> **Directions**
In the entries that follow, locate the line with "What text is on this page?", then restate that line and all later lines exactly as they appear, leaving pictures out.

> **Collected data entries**
>> start
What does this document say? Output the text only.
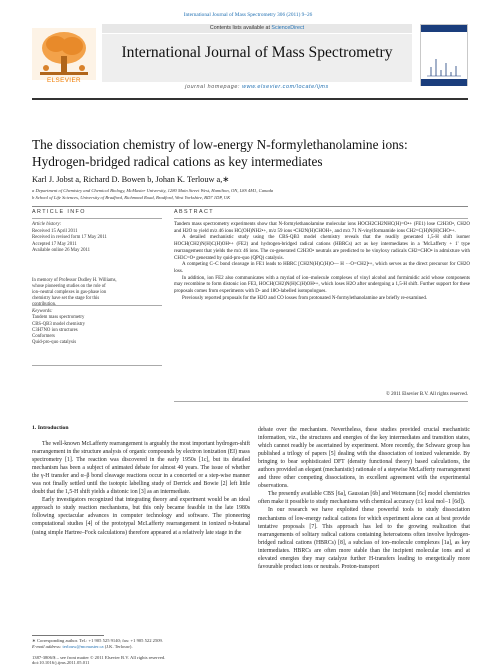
International Journal of Mass Spectrometry 306 (2011) 9–26
ELSEVIER
Contents lists available at ScienceDirect
International Journal of Mass Spectrometry
journal homepage: www.elsevier.com/locate/ijms
The dissociation chemistry of low-energy N-formylethanolamine ions:
Hydrogen-bridged radical cations as key intermediates
Karl J. Jobst a, Richard D. Bowen b, Johan K. Terlouw a,∗
a Department of Chemistry and Chemical Biology, McMaster University, 1280 Main Street West, Hamilton, ON, L8S 4M1, Canada
b School of Life Sciences, University of Bradford, Richmond Road, Bradford, West Yorkshire, BD7 1DP, UK
ARTICLE INFO	ABSTRACT
Article history:
Received 15 April 2011
Received in revised form 17 May 2011
Accepted 17 May 2011
Available online 26 May 2011
In memory of Professor Dudley H. Williams,
whose pioneering studies on the role of
ion–neutral complexes in gas-phase ion
chemistry have set the stage for this
Keywords:
Tandem mass spectrometry
CBS-QB3 model chemistry
C3H7NO ion structures
Conformers
Quid-pro-quo catalysis

Tandem mass spectrometry experiments show that N-formylethanolamine molecular ions HOCH2CH2NHC(H)=O•+ (FE1) lose C2H3O•, CH2O and H2O to yield m/z 46 ions HC(OH)NH2•+, m/z 59 ions •CH2N(H)CHOH+, and m/z 71 N-vinylformamide ions CH2=C(H)N(H)CHO•+.

A detailed mechanistic study using the CBS-QB3 model chemistry reveals that the readily generated 1,5-H shift isomer HOCH(CH2)N(H)C(H)OH•+ (FE2) and hydrogen-bridged radical cations (HBRCs) act as key intermediates in a 'McLafferty + 1' type rearrangement that yields the m/z 46 ions. The co-generated C2H3O• neutrals are predicted to be vinyloxy radicals CH2=CHO• in admixture with CH3C=O• generated by quid-pro-quo (QPQ) catalysis.

A competing C–C bond cleavage in FE1 leads to HBRC [CH2N(H)C(H)O— H ···O=CH2]•+, which serves as the direct precursor for CH2O loss.

In addition, ion FE2 also communicates with a myriad of ion–molecule complexes of vinyl alcohol and formimidic acid whose components may recombine to form distonic ion FE3, HOCH(CH2)N(H)C(H)OH•+, which loses H2O after undergoing a 1,5-H shift. Further support for these proposals comes from experiments with D- and 18O-labelled isotopologues.

Previously reported proposals for the H2O and CO losses from protonated N-formylethanolamine are briefly re-examined.

© 2011 Elsevier B.V. All rights reserved.
1. Introduction

The well-known McLafferty rearrangement is arguably the most important hydrogen-shift rearrangement in the structure analysis of organic compounds by electron ionization (EI) mass spectrometry [1]. The reaction was discovered in the early 1950s [1c], but its detailed mechanism has been a subject of animated debate for almost 40 years. The issue of whether the γ-H transfer and α–β bond cleavage reactions occur in a concerted or a step-wise manner was not finally settled until the isotopic labelling study of Derrick and Bowie [2] left little doubt that the 1,5-H shift yields a distonic ion [3] as an intermediate.

Early investigators recognized that integrating theory and experiment would be an ideal approach to study reaction mechanisms, but this only became feasible in the late 1980s following spectacular advances in computer technology and software. The pioneering computational studies [4] of the prototypal McLafferty rearrangement in ionized n-butanal (using simple Hartree–Fock calculations) therefore appeared at a relatively late stage in the

debate over the mechanism. Nevertheless, these studies provided crucial mechanistic information, viz., the structures and energies of the key intermediates and transition states, which cannot readily be ascertained by experiment. More recently, the Schwarz group has published a trilogy of papers [5] dealing with the dissociation of ionized valeramide. By bringing to bear sophisticated DFT (density functional theory) based calculations, the authors provided an elegant (mechanistic) rationale of a stepwise McLafferty rearrangement and three other competing dissociations, in excellent agreement with the experimental observations.

The presently available CBS [6a], Gaussian [6b] and Weizmann [6c] model chemistries often make it possible to study mechanisms with chemical accuracy (±1 kcal mol−1 [6d]).

In our research we have exploited these powerful tools to study dissociation mechanisms of low-energy radical cations for which experiment alone can at best provide tentative proposals [7]. This approach has led to the growing realization that rearrangements of solitary radical cations containing heteroatoms often involve hydrogen-bridged radical cations (HBRCs) [8], a subclass of ion–molecule complexes [1a], as key intermediates. HBRCs are often more stable than the incipient molecular ions and at elevated energies they may catalyze further H-transfers leading to energetically more favourable product ions or neutrals. Proton-transport

∗ Corresponding author. Tel.: +1 905 525 9140; fax: +1 905 522 2509.
E-mail address: terlouw@mcmaster.ca (J.K. Terlouw).
1387-3806/$ – see front matter © 2011 Elsevier B.V. All rights reserved.
doi:10.1016/j.ijms.2011.05.011
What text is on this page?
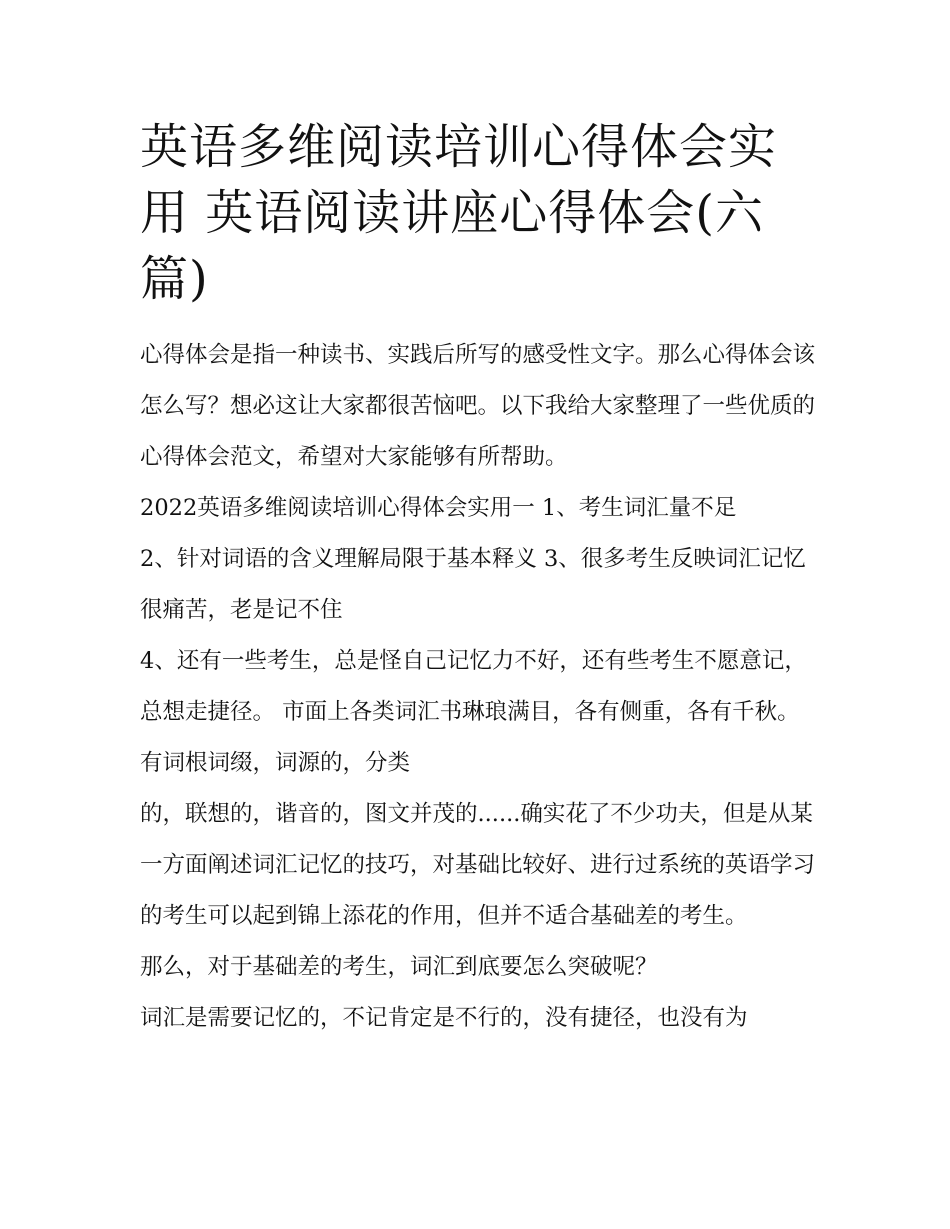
英语多维阅读培训心得体会实用 英语阅读讲座心得体会(六篇)

心得体会是指一种读书、实践后所写的感受性文字。那么心得体会该怎么写？想必这让大家都很苦恼吧。以下我给大家整理了一些优质的心得体会范文，希望对大家能够有所帮助。

2022英语多维阅读培训心得体会实用一 1、考生词汇量不足

2、针对词语的含义理解局限于基本释义 3、很多考生反映词汇记忆很痛苦，老是记不住

4、还有一些考生，总是怪自己记忆力不好，还有些考生不愿意记，总想走捷径。 市面上各类词汇书琳琅满目，各有侧重，各有千秋。有词根词缀，词源的，分类

的，联想的，谐音的，图文并茂的......确实花了不少功夫，但是从某一方面阐述词汇记忆的技巧，对基础比较好、进行过系统的英语学习的考生可以起到锦上添花的作用，但并不适合基础差的考生。

那么，对于基础差的考生，词汇到底要怎么突破呢？

词汇是需要记忆的，不记肯定是不行的，没有捷径，也没有为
>> end
> **Worked answer**
What text is on this page?
英语多维阅读培训心得体会实用 英语阅读讲座心得体会(六篇)

心得体会是指一种读书、实践后所写的感受性文字。那么心得体会该怎么写？想必这让大家都很苦恼吧。以下我给大家整理了一些优质的心得体会范文，希望对大家能够有所帮助。

2022英语多维阅读培训心得体会实用一 1、考生词汇量不足

2、针对词语的含义理解局限于基本释义 3、很多考生反映词汇记忆很痛苦，老是记不住

4、还有一些考生，总是怪自己记忆力不好，还有些考生不愿意记，总想走捷径。 市面上各类词汇书琳琅满目，各有侧重，各有千秋。有词根词缀，词源的，分类

的，联想的，谐音的，图文并茂的......确实花了不少功夫，但是从某一方面阐述词汇记忆的技巧，对基础比较好、进行过系统的英语学习的考生可以起到锦上添花的作用，但并不适合基础差的考生。

那么，对于基础差的考生，词汇到底要怎么突破呢？

词汇是需要记忆的，不记肯定是不行的，没有捷径，也没有为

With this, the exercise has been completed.